## THE EXERCISE:
In the entries below, find the lines with the word "index" and copy them.

• • • • • • •

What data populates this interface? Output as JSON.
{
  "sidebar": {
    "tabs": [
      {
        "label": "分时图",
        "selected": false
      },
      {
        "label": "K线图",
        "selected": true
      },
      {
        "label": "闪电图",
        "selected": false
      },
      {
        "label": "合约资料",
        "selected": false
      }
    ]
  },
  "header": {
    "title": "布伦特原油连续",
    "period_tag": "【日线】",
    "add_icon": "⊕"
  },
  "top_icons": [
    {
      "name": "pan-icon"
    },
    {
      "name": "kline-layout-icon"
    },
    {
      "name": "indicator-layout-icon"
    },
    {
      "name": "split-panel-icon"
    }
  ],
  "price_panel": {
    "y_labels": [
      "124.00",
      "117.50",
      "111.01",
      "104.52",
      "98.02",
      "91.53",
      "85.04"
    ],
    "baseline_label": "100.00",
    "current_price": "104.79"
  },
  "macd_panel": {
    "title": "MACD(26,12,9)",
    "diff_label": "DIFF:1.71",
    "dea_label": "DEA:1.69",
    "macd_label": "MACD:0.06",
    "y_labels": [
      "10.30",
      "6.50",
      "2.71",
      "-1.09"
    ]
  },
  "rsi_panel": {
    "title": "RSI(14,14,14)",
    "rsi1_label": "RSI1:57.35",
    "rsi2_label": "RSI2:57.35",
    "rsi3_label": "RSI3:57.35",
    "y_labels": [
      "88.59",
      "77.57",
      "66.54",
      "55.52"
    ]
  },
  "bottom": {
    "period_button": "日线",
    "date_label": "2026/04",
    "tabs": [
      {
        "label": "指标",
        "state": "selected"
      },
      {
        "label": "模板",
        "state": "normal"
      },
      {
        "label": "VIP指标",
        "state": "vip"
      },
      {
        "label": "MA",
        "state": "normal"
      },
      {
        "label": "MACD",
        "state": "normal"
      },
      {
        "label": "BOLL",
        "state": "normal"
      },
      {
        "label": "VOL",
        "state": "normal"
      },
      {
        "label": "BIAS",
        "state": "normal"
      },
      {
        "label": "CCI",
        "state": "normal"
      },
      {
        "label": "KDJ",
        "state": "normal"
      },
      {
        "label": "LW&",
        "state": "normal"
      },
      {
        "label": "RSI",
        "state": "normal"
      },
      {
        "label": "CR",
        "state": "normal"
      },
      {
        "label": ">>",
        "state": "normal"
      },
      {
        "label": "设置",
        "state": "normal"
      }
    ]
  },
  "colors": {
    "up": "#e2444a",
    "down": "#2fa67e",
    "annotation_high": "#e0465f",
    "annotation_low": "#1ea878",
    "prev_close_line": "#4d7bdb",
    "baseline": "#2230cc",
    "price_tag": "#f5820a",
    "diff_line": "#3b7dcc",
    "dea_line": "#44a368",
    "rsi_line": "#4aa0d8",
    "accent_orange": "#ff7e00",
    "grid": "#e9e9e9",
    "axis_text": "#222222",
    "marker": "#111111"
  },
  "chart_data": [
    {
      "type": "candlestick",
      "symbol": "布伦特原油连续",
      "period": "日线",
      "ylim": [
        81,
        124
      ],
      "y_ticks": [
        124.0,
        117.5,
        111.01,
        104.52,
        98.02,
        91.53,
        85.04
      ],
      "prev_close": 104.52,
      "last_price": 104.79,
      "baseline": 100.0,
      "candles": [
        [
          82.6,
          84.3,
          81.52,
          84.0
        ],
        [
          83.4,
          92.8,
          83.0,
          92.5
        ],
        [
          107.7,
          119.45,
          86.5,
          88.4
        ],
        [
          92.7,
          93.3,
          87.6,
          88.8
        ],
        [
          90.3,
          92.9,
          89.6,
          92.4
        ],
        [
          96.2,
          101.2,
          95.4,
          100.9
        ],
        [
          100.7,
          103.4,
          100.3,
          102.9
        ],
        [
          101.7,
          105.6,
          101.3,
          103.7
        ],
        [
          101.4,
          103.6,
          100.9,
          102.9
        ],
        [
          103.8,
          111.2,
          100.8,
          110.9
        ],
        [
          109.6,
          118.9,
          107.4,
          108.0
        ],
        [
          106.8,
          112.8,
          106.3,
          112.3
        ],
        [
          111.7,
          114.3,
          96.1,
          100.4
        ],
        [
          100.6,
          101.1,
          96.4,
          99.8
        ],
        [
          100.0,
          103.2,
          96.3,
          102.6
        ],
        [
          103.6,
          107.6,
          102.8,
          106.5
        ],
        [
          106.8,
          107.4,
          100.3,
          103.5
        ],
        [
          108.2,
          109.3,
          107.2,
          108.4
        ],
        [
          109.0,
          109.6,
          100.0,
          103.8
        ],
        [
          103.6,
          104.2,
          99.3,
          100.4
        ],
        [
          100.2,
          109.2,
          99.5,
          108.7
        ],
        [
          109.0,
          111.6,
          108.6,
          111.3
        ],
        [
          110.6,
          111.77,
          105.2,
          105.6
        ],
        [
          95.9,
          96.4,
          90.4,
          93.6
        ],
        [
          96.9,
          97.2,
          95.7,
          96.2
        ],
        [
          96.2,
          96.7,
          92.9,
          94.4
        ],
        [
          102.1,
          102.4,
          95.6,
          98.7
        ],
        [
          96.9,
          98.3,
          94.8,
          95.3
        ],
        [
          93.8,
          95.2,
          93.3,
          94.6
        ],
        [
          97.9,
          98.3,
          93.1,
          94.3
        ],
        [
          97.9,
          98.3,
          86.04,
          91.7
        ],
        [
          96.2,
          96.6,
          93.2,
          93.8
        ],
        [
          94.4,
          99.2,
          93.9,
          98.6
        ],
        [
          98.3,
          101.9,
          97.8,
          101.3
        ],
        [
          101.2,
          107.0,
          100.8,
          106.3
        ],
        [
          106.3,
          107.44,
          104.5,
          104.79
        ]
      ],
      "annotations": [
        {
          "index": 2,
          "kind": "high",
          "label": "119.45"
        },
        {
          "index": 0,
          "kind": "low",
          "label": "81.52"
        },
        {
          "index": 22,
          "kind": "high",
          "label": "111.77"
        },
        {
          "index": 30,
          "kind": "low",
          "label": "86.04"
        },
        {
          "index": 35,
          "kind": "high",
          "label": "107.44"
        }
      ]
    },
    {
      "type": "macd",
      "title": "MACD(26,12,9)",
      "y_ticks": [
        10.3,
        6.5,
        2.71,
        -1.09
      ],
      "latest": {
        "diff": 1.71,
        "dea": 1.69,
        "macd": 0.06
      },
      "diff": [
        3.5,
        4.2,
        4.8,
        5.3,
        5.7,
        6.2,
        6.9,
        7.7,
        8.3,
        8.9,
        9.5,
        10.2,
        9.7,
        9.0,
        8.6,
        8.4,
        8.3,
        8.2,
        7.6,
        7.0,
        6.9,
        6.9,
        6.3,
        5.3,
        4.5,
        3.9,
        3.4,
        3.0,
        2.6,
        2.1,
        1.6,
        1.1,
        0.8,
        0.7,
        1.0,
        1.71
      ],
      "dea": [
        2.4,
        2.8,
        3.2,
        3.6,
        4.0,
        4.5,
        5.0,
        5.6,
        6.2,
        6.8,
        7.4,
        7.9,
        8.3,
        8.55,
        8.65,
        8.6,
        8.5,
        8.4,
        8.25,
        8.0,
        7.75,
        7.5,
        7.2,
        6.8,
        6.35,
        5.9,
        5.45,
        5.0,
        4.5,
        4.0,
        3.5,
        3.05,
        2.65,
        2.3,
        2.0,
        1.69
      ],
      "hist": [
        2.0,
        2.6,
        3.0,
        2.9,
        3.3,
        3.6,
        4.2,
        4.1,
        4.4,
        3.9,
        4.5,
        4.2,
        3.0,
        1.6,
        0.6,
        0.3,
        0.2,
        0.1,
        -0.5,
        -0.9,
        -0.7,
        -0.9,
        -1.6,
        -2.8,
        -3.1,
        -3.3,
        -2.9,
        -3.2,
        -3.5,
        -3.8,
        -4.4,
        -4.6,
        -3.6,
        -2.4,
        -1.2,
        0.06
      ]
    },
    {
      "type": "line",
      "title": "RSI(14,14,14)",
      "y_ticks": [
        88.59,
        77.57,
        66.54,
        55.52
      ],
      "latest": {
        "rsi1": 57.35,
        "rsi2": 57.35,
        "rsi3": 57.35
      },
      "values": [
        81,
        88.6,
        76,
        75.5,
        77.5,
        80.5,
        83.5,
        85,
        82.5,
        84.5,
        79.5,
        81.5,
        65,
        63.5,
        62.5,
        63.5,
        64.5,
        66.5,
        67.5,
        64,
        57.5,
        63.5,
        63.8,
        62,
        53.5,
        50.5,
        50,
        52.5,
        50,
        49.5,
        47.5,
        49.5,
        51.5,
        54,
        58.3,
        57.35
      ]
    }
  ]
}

• • • • • • •

## THE COMPLETED TASK:
          "index": 2,
          "index": 0,
          "index": 22,
          "index": 30,
          "index": 35,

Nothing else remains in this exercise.